#### EXERCISE GOAL
Provide nothing but the number of lines containing the string "Precautions".

#### SUPPLIED INFORMATION
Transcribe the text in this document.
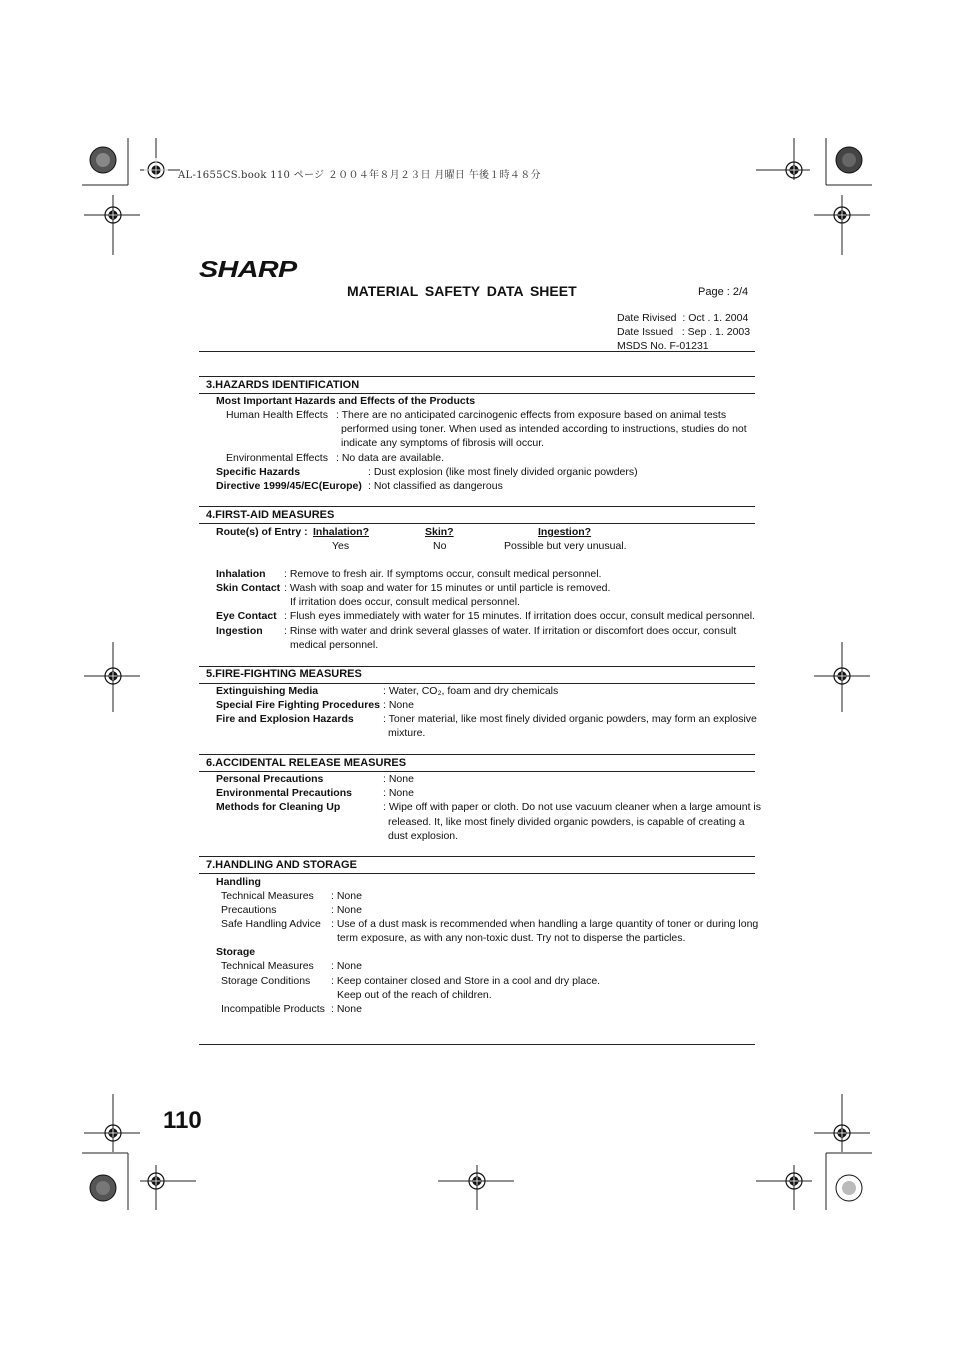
AL-1655CS.book 110 ページ ２００４年８月２３日 月曜日 午後１時４８分
SHARP
MATERIAL SAFETY DATA SHEET	Page : 2/4
Date Rivised  : Oct . 1. 2004
Date Issued   : Sep . 1. 2003
MSDS No. F-01231
3.HAZARDS IDENTIFICATION
Most Important Hazards and Effects of the Products
Human Health Effects : There are no anticipated carcinogenic effects from exposure based on animal tests
performed using toner. When used as intended according to instructions, studies do not
indicate any symptoms of fibrosis will occur.
Environmental Effects : No data are available.
Specific Hazards	: Dust explosion (like most finely divided organic powders)
Directive 1999/45/EC(Europe) : Not classified as dangerous
4.FIRST-AID MEASURES
Route(s) of Entry : Inhalation?	Skin?	Ingestion?
Yes	No	Possible but very unusual.
Inhalation : Remove to fresh air. If symptoms occur, consult medical personnel.
Skin Contact : Wash with soap and water for 15 minutes or until particle is removed.
If irritation does occur, consult medical personnel.
Eye Contact : Flush eyes immediately with water for 15 minutes. If irritation does occur, consult medical personnel.
Ingestion : Rinse with water and drink several glasses of water. If irritation or discomfort does occur, consult
medical personnel.
5.FIRE-FIGHTING MEASURES
Extinguishing Media	: Water, CO₂, foam and dry chemicals
Special Fire Fighting Procedures : None
Fire and Explosion Hazards	: Toner material, like most finely divided organic powders, may form an explosive
mixture.
6.ACCIDENTAL RELEASE MEASURES
Personal Precautions	: None
Environmental Precautions	: None
Methods for Cleaning Up	: Wipe off with paper or cloth. Do not use vacuum cleaner when a large amount is
released. It, like most finely divided organic powders, is capable of creating a
dust explosion.
7.HANDLING AND STORAGE
Handling
Technical Measures : None
Precautions	: None
Safe Handling Advice : Use of a dust mask is recommended when handling a large quantity of toner or during long
term exposure, as with any non-toxic dust. Try not to disperse the particles.
Storage
Technical Measures : None
Storage Conditions : Keep container closed and Store in a cool and dry place.
Keep out of the reach of children.
Incompatible Products : None
110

#### EXPECTED OUTPUT
3